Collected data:
■ ■ ■ ■ ■ ■ ■
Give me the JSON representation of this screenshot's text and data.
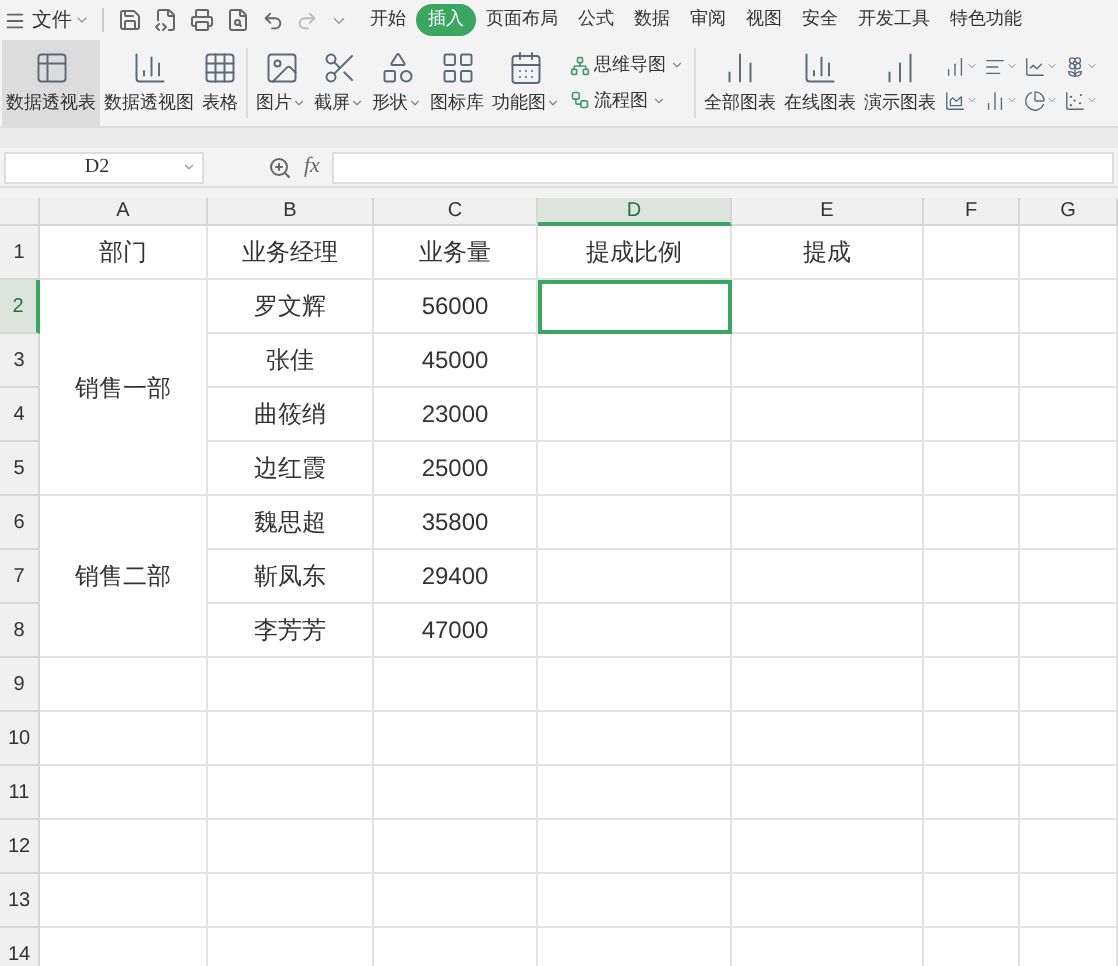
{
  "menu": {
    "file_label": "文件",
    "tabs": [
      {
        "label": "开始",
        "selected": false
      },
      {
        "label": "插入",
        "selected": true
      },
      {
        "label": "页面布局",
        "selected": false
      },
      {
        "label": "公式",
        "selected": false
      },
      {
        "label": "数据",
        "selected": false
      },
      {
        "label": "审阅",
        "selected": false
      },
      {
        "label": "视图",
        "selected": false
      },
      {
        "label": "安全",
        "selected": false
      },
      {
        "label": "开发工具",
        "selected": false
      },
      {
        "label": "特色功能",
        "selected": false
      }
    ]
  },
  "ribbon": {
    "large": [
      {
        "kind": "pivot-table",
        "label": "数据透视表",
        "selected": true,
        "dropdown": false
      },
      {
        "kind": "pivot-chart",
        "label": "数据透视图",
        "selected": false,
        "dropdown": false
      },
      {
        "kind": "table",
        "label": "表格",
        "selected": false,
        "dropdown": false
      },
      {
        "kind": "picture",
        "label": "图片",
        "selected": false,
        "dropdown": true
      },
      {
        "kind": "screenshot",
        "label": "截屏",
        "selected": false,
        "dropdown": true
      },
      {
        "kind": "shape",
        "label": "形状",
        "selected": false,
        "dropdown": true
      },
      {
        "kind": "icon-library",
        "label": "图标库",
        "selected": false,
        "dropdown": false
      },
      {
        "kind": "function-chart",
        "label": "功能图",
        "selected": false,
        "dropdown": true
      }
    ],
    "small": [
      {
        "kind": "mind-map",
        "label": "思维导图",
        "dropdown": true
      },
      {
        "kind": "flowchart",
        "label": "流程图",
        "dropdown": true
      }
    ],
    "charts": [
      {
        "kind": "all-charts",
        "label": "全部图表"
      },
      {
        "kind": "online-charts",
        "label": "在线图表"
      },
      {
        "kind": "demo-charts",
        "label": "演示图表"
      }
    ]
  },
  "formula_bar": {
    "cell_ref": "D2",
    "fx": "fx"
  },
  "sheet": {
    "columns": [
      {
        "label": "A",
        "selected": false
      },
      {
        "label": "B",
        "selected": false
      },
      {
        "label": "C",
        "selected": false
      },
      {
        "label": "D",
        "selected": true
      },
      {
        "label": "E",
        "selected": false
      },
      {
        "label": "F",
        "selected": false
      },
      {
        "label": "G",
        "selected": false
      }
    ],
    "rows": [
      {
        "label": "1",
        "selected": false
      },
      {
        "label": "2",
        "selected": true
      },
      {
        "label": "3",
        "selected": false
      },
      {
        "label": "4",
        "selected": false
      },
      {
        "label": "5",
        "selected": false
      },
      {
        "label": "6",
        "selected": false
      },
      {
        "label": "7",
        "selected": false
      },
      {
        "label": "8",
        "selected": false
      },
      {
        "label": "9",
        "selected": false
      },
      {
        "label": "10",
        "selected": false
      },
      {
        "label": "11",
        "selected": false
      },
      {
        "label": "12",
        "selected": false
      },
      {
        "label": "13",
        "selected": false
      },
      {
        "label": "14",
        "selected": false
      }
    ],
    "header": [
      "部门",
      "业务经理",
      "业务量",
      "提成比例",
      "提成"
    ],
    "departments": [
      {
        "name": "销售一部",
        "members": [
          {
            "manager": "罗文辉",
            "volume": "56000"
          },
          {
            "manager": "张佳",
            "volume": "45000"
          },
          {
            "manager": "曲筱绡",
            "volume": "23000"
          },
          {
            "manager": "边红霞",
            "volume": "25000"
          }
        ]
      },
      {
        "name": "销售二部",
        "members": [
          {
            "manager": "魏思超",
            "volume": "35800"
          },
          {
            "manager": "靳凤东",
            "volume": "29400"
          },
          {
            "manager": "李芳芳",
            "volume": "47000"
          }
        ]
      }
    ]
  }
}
■ ■ ■ ■ ■ ■ ■
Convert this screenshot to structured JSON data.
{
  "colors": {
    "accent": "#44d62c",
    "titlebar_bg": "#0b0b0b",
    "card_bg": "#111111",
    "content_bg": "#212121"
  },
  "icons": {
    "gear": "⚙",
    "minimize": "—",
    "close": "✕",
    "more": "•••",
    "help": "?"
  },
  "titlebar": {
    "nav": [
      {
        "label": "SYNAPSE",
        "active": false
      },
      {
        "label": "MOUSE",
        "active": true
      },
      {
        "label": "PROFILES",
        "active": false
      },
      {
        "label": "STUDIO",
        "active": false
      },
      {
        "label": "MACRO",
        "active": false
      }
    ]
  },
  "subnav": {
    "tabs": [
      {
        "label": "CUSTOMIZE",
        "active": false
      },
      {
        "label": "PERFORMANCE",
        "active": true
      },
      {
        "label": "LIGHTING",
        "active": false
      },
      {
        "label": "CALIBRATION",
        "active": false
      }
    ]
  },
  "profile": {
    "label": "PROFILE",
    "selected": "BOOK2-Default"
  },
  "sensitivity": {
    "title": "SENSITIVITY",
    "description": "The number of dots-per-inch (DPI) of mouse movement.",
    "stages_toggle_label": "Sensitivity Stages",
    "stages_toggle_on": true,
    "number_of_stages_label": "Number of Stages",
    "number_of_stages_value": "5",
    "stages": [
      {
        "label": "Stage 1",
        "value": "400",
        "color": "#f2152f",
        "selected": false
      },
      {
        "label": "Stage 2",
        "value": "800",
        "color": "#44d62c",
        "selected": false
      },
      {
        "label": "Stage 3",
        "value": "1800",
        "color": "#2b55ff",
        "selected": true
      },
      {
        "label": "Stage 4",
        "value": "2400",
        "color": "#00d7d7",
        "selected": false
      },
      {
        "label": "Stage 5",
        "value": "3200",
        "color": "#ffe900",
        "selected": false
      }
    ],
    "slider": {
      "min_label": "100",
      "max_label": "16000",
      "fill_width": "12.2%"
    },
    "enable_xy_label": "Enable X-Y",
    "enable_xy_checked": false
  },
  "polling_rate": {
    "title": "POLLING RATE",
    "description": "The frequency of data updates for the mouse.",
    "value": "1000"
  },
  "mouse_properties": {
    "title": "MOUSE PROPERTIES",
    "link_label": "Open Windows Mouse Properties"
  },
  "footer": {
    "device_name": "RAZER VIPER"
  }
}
■ ■ ■ ■ ■ ■ ■
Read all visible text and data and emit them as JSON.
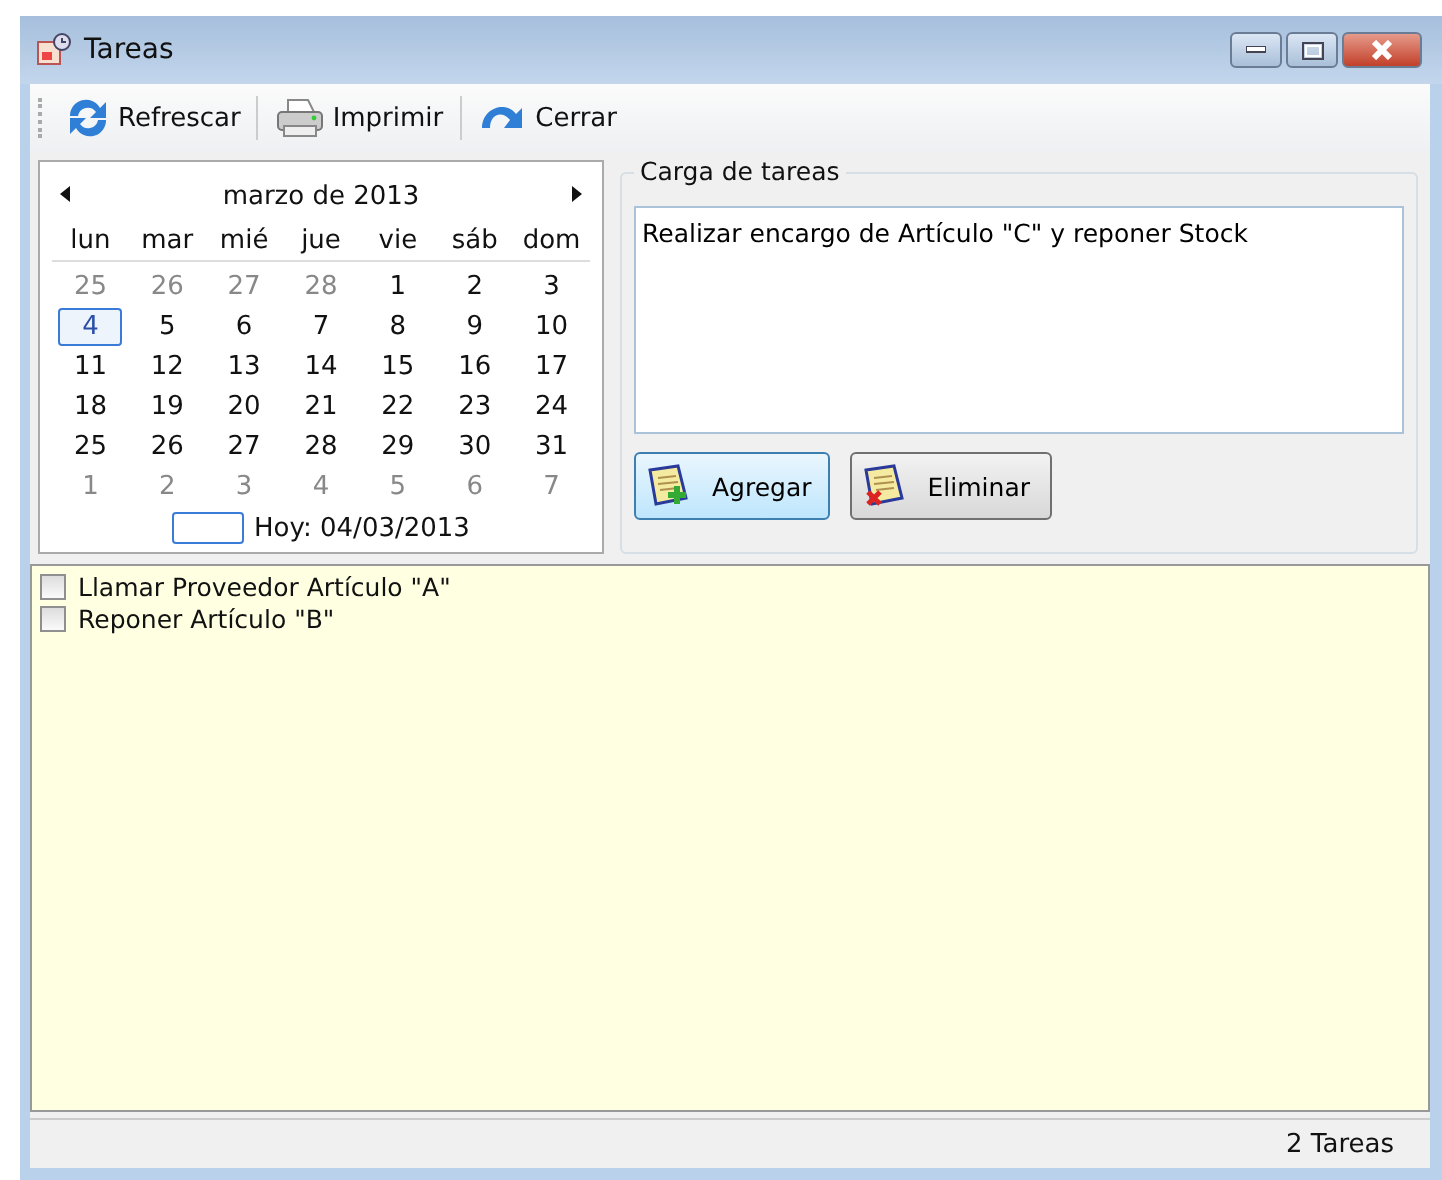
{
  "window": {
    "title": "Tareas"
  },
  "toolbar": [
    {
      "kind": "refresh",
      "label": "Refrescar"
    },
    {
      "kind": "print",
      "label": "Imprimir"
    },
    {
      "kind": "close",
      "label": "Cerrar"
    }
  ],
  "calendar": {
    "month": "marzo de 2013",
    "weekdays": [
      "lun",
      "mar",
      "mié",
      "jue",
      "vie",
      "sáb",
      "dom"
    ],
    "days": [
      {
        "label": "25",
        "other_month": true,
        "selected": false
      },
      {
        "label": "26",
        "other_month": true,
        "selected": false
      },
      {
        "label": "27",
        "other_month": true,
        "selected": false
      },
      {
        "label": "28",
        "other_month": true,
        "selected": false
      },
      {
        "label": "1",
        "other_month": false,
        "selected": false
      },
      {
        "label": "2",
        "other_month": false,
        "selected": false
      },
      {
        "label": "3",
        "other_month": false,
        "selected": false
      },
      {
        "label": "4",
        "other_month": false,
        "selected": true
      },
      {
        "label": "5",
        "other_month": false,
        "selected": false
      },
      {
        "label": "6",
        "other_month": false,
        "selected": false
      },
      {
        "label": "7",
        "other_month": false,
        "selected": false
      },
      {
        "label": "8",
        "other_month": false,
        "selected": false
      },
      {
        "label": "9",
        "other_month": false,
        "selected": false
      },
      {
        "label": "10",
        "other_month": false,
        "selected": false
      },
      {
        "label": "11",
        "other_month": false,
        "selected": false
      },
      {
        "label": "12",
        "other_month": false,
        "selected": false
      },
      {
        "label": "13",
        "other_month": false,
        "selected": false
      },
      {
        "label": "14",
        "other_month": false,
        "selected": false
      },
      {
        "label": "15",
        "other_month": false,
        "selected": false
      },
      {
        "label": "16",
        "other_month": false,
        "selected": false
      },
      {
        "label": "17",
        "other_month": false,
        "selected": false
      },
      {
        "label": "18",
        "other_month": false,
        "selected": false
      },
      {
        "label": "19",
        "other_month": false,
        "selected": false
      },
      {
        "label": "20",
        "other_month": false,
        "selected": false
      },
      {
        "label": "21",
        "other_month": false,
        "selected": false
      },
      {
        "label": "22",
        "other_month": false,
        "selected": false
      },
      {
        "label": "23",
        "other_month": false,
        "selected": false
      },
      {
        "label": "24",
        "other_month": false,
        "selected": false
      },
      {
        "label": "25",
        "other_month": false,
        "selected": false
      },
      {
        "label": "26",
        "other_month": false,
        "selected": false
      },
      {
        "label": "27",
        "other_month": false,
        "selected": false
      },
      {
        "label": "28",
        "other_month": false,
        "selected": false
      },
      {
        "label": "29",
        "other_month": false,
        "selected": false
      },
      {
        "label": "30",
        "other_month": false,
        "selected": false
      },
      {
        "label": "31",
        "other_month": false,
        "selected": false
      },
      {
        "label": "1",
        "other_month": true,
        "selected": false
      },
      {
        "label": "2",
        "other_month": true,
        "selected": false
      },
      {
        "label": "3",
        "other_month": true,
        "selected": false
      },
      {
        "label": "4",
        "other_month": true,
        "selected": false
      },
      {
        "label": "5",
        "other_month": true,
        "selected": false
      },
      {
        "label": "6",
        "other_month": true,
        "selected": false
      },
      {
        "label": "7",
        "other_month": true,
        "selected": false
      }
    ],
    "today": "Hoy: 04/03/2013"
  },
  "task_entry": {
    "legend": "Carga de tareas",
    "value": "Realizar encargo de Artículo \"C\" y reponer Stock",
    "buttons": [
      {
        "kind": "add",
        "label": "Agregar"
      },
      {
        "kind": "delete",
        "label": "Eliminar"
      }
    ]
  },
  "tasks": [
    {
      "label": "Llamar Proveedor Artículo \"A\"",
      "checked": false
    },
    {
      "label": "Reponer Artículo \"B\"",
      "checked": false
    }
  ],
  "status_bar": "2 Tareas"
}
■ ■ ■ ■ ■ ■ ■
◆ **Directions**
Find the word "screenshot" in the entries, and copy every line it shows up in.

◆ **Reply to the exercise**
Give me the JSON representation of this screenshot's text and data.
        "kind": "screenshot",
Convert this screenshot to structured JSON data.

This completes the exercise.